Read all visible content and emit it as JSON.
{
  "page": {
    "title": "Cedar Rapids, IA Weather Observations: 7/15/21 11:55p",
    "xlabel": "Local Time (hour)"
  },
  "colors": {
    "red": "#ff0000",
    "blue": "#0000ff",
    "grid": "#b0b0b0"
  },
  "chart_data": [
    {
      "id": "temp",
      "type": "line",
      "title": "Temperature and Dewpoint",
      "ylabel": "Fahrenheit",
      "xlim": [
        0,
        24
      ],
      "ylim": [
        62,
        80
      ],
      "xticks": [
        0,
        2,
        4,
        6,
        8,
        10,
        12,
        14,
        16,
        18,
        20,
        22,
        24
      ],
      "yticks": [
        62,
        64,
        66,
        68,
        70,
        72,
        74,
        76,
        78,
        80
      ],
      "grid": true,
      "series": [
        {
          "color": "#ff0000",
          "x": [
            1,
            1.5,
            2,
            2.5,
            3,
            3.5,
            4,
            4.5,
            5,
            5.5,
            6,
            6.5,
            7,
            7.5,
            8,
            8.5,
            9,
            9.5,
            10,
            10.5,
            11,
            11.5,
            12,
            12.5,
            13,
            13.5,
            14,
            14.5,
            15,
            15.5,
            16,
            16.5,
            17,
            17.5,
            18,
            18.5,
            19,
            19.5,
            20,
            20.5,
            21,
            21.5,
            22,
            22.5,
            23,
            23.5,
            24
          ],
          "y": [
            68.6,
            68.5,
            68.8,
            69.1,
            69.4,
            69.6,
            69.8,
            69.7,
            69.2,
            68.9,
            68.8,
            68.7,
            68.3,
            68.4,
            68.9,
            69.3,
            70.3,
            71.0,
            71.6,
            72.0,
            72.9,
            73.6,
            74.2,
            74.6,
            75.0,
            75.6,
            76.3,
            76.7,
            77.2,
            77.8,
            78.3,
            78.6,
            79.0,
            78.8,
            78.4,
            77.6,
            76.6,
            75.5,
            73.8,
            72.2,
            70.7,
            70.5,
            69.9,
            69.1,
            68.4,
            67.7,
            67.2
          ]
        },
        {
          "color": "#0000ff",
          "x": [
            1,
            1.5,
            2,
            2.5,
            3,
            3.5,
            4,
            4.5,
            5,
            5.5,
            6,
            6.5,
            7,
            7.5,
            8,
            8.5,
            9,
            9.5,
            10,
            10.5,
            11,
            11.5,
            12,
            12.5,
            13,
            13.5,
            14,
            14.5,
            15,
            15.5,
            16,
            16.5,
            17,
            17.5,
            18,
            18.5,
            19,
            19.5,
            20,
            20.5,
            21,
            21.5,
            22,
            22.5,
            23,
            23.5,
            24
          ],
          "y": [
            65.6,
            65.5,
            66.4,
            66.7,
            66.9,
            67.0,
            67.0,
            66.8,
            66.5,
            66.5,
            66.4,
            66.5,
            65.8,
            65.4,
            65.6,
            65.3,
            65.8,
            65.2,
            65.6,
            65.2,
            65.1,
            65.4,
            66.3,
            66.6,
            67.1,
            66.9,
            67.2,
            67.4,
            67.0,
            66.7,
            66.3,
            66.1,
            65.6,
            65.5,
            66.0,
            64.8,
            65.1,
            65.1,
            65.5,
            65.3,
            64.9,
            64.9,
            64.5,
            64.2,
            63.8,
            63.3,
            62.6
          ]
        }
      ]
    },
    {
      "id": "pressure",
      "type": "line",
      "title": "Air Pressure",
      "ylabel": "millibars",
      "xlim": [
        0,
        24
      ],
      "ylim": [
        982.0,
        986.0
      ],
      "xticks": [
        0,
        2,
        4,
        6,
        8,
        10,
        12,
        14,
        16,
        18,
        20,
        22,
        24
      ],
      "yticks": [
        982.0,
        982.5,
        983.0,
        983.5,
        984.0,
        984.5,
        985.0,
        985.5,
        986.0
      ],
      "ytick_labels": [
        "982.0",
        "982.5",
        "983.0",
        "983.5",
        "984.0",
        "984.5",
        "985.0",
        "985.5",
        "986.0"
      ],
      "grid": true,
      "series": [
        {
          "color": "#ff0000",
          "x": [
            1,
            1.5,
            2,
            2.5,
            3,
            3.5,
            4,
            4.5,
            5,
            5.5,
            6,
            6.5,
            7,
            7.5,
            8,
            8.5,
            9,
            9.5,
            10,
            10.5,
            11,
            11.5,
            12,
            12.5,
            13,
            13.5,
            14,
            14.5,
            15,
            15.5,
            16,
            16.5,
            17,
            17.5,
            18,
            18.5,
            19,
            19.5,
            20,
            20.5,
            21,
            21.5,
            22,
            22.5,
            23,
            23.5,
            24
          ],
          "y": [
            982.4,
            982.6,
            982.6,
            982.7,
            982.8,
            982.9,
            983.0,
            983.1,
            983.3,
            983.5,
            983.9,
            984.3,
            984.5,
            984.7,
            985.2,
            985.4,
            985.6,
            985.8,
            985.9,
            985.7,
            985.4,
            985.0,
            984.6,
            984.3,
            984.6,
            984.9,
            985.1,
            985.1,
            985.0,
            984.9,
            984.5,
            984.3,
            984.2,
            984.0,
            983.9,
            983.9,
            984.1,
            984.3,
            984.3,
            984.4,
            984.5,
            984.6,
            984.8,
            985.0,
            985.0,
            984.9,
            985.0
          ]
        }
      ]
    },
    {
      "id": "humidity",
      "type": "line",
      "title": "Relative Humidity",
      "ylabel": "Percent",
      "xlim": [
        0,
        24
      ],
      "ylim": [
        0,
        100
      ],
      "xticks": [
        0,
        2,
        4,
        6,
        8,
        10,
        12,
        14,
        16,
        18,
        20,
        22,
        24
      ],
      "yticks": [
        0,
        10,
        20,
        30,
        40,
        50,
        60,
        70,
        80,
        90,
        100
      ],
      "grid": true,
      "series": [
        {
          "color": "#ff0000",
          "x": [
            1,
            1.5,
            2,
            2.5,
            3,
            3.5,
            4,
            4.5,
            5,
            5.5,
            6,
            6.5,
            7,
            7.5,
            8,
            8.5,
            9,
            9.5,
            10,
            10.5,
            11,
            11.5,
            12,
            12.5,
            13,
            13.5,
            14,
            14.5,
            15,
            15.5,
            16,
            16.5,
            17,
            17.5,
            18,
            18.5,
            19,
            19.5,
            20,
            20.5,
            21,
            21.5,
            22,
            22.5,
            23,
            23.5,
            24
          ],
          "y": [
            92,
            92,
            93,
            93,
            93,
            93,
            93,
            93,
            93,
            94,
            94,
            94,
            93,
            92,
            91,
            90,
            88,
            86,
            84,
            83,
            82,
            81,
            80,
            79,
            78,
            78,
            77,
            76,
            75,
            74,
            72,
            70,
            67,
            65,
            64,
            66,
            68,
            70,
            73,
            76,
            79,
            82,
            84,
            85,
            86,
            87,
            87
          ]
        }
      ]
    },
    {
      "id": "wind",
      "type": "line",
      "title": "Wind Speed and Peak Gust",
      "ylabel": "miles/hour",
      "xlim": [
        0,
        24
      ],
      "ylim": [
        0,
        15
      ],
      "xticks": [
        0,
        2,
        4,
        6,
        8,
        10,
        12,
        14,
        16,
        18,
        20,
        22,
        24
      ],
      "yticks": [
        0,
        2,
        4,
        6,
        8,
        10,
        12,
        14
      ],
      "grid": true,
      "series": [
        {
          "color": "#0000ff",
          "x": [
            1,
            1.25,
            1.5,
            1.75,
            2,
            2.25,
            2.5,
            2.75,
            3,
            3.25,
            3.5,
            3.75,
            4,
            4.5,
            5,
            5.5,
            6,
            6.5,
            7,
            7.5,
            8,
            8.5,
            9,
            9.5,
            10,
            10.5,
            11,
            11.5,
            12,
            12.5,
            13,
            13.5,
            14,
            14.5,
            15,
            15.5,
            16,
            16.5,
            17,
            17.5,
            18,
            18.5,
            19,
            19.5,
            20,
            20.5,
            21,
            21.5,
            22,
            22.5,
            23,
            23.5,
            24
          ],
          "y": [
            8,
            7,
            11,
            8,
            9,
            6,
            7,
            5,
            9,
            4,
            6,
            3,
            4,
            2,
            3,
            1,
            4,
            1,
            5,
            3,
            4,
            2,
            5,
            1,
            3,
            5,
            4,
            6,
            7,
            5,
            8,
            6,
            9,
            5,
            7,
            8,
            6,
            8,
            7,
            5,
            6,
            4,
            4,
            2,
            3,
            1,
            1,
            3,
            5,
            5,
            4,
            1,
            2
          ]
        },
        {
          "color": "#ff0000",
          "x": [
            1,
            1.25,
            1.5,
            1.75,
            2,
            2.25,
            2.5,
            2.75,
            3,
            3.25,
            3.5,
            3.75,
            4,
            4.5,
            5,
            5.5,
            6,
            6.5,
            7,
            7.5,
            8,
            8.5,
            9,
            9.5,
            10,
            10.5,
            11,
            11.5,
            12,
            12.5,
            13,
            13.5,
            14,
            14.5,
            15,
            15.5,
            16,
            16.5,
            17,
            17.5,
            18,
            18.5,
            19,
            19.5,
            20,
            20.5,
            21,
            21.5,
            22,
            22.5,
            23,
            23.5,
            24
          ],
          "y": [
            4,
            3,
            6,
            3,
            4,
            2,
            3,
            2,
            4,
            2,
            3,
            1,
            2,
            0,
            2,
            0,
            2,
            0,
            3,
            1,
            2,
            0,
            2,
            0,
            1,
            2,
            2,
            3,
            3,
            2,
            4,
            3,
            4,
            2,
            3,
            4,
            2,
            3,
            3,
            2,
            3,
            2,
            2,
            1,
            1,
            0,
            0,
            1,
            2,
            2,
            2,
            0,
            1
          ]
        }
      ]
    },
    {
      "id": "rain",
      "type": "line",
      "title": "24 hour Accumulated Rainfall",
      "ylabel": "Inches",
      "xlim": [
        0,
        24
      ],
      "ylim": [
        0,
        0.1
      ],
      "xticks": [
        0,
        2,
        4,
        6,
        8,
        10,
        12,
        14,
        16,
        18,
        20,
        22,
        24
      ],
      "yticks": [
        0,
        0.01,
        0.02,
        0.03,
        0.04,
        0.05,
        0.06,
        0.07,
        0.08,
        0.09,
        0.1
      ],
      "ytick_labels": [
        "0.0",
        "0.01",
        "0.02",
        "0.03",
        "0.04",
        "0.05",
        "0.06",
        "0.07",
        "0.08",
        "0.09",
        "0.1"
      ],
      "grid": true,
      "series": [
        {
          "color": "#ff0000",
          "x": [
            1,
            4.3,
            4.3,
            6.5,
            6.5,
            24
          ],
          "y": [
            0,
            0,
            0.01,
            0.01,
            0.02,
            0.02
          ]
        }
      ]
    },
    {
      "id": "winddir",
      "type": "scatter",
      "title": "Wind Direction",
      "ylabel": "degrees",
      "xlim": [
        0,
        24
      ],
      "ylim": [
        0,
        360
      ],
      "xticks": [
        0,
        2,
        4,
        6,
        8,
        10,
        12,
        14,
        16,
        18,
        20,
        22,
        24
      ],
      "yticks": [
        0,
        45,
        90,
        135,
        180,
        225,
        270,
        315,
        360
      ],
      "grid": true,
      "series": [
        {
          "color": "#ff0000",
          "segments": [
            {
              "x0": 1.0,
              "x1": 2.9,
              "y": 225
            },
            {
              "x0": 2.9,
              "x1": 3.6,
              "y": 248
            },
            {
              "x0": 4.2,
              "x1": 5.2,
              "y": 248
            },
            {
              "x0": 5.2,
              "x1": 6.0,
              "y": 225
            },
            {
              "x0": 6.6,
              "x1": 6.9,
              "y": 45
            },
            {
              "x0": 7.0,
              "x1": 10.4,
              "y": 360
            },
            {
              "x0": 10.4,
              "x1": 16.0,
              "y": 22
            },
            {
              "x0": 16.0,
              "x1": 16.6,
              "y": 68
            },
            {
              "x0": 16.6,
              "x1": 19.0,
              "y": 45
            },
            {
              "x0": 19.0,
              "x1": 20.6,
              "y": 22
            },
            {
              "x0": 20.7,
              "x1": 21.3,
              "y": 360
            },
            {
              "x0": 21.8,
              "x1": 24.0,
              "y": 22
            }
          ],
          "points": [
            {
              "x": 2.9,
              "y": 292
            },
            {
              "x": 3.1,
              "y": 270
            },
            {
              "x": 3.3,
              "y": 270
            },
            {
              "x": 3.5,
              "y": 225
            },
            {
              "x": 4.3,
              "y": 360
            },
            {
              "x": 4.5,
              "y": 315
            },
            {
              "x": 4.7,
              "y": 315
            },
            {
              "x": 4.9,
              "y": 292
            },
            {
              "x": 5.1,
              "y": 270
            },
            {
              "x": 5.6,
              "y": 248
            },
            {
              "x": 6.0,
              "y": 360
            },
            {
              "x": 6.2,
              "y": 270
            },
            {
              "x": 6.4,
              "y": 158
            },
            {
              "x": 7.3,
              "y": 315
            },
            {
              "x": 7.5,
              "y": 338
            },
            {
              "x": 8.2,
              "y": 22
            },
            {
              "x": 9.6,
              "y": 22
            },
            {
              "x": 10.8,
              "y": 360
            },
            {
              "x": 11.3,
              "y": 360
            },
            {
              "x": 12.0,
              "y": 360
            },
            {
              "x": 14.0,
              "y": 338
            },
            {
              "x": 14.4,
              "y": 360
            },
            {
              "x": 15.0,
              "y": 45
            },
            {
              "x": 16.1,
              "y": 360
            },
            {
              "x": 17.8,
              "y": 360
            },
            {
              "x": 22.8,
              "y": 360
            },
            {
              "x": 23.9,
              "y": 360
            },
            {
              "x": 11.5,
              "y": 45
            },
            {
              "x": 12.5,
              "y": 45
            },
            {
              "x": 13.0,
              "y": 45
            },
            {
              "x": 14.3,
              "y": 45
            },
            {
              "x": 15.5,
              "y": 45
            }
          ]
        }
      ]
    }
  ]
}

GOAL:
Each line with the string "title" in it needs to be found and copied.

FINISHED TASK:
    "title": "Cedar Rapids, IA Weather Observations: 7/15/21 11:55p",
      "title": "Temperature and Dewpoint",
      "title": "Air Pressure",
      "title": "Relative Humidity",
      "title": "Wind Speed and Peak Gust",
      "title": "24 hour Accumulated Rainfall",
      "title": "Wind Direction",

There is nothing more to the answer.